| Selected text |
+===+

The nation’s major builders are turning their eyes to new markets as local demand has been contracting and overseas competition escalating.
Their mutual keyword for survival is diversification and specialization.
“Though the Middle East is still the largest overseas market, our long-term vision is to see beyond the present and to develop new potential,” said an official of Hyundai Engineering and Construction Co.
Last year, the company reclaimed its previous lead in the overseas construction contract market by recording $10.5 billion in total annual sales and $90 billion in cumulative sales since 1965.
The result was largely attributable to its successful entry into the Latin American region, which had been largely untapped potential for Korean construction firms, the official said.
“We also opened a series of in-house Spanish-language courses last year, all of which are highly popular among employees,” he explained.
“Those who excel in these classes are subject to special benefits such as additional points in their personnel evaluation or priority in overseas branches.”
Such moves reflected the message of CEO Jung Soo-hyun, who had earlier claimed that even engineering technicians should learn the language of the country in which they work.

+===+

| Records provided |
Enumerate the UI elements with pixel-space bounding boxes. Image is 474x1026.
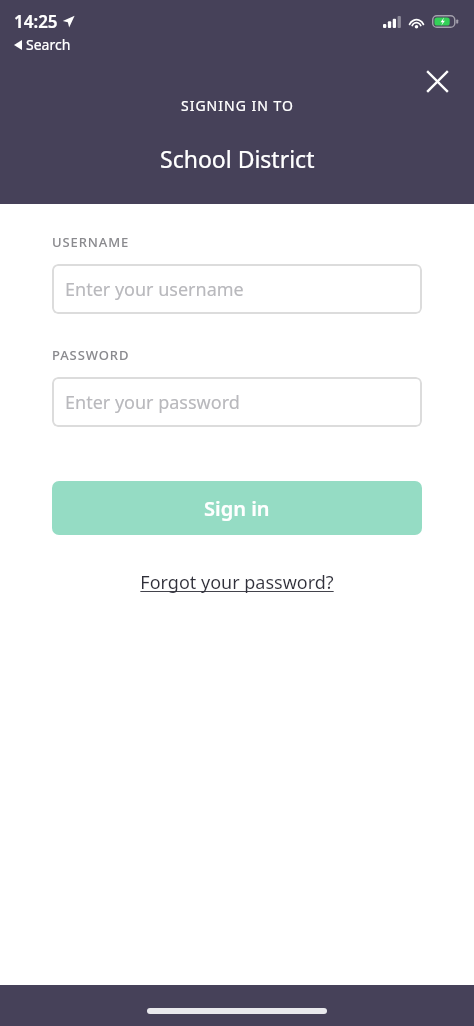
staticText: Enter your password — [65, 390, 240, 415]
button[interactable]: Sign in — [52, 481, 422, 535]
staticText: Forgot your password? — [140, 570, 334, 595]
staticText: 14:25 — [14, 10, 58, 33]
staticText: SIGNING IN TO — [181, 96, 294, 115]
staticText: School District — [160, 143, 315, 174]
staticText: Search — [26, 35, 71, 54]
staticText: Enter your username — [65, 277, 244, 302]
button[interactable]: Close — [415, 59, 459, 103]
staticText: PASSWORD — [52, 346, 130, 364]
button[interactable]: Enter your username — [52, 264, 422, 314]
staticText: Sign in — [204, 495, 270, 522]
button[interactable]: Forgot your password? — [132, 567, 342, 598]
staticText: USERNAME — [52, 233, 130, 251]
button[interactable]: Enter your password — [52, 377, 422, 427]
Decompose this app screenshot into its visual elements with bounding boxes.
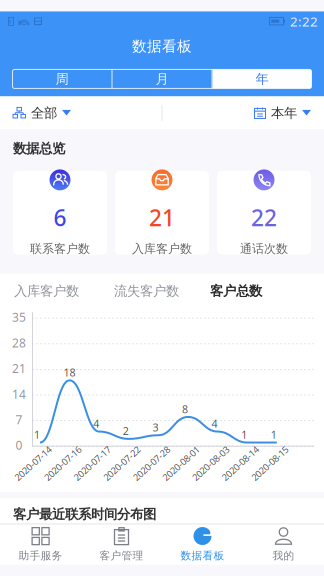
button[interactable]: 6	[13, 171, 107, 255]
button[interactable]: 助手服务	[0, 522, 81, 567]
staticText: 助手服务	[18, 549, 62, 562]
staticText: 1	[271, 428, 277, 442]
staticText: 7	[16, 412, 22, 428]
staticText: 数据看板	[132, 37, 192, 55]
staticText: 3	[152, 420, 158, 434]
staticText: 入库客户数	[14, 283, 79, 299]
button[interactable]: 数据看板	[162, 522, 243, 567]
button[interactable]: 年	[212, 69, 312, 88]
button[interactable]: 月	[112, 69, 212, 88]
staticText: 21	[149, 202, 175, 232]
staticText: 2	[123, 424, 129, 438]
staticText: 0	[16, 437, 22, 453]
staticText: 4	[93, 417, 99, 431]
staticText: 2:22	[290, 13, 318, 30]
staticText: 1	[241, 428, 247, 442]
staticText: 2020-08-01	[158, 457, 204, 470]
staticText: 14	[12, 386, 26, 402]
button[interactable]: 客户总数	[208, 283, 264, 299]
staticText: 2020-08-03	[188, 457, 234, 470]
staticText: 2020-08-15	[247, 457, 293, 470]
staticText: 年	[256, 71, 268, 87]
button[interactable]: 流失客户数	[112, 283, 181, 299]
button[interactable]: 我的	[243, 522, 324, 567]
staticText: 18	[64, 365, 76, 380]
staticText: 客户最近联系时间分布图	[13, 506, 156, 523]
button[interactable]: 周	[12, 69, 112, 88]
staticText: 2020-08-14	[217, 457, 263, 470]
button[interactable]: 入库客户数	[12, 283, 81, 299]
staticText: 客户管理	[100, 549, 144, 562]
button[interactable]: 全部	[0, 96, 162, 129]
staticText: 月	[156, 71, 168, 87]
staticText: 6	[54, 202, 66, 232]
staticText: 本年	[271, 105, 297, 121]
staticText: 我的	[272, 549, 294, 562]
staticText: 通话次数	[240, 242, 288, 256]
staticText: 入库客户数	[132, 242, 192, 256]
button[interactable]: 21	[115, 171, 209, 255]
staticText: 联系客户数	[30, 242, 90, 256]
staticText: 周	[56, 71, 68, 87]
staticText: 2020-07-14	[10, 457, 56, 470]
button[interactable]: 22	[217, 171, 311, 255]
staticText: 2020-07-17	[69, 457, 115, 470]
staticText: 数据看板	[180, 549, 224, 562]
staticText: 2020-07-22	[99, 457, 145, 470]
staticText: 8	[182, 402, 188, 416]
staticText: 数据总览	[13, 140, 65, 157]
staticText: 客户总数	[210, 283, 262, 299]
staticText: 流失客户数	[114, 283, 179, 299]
button[interactable]: 客户管理	[81, 522, 162, 567]
staticText: 全部	[31, 105, 57, 121]
staticText: 35	[12, 309, 26, 325]
staticText: 2020-07-28	[128, 457, 174, 470]
staticText: 4	[212, 417, 218, 431]
staticText: 2020-07-16	[40, 457, 86, 470]
staticText: 22	[251, 202, 277, 232]
staticText: 28	[12, 335, 26, 351]
button[interactable]: 本年	[162, 96, 324, 129]
staticText: 21	[12, 360, 26, 376]
staticText: 1	[34, 428, 40, 442]
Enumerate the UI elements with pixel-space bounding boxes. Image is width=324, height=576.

+===+

| Task directions |
In the text about construction firms seeking new markets, write out the passage from "The nation’s major" to "diversification and specialization." again, substituting "construction companies" for "builders".

| Response for this exercise |
The nation’s major construction companies are turning their eyes to new markets as local demand has been contracting and overseas competition escalating.
Their mutual keyword for survival is diversification and specialization.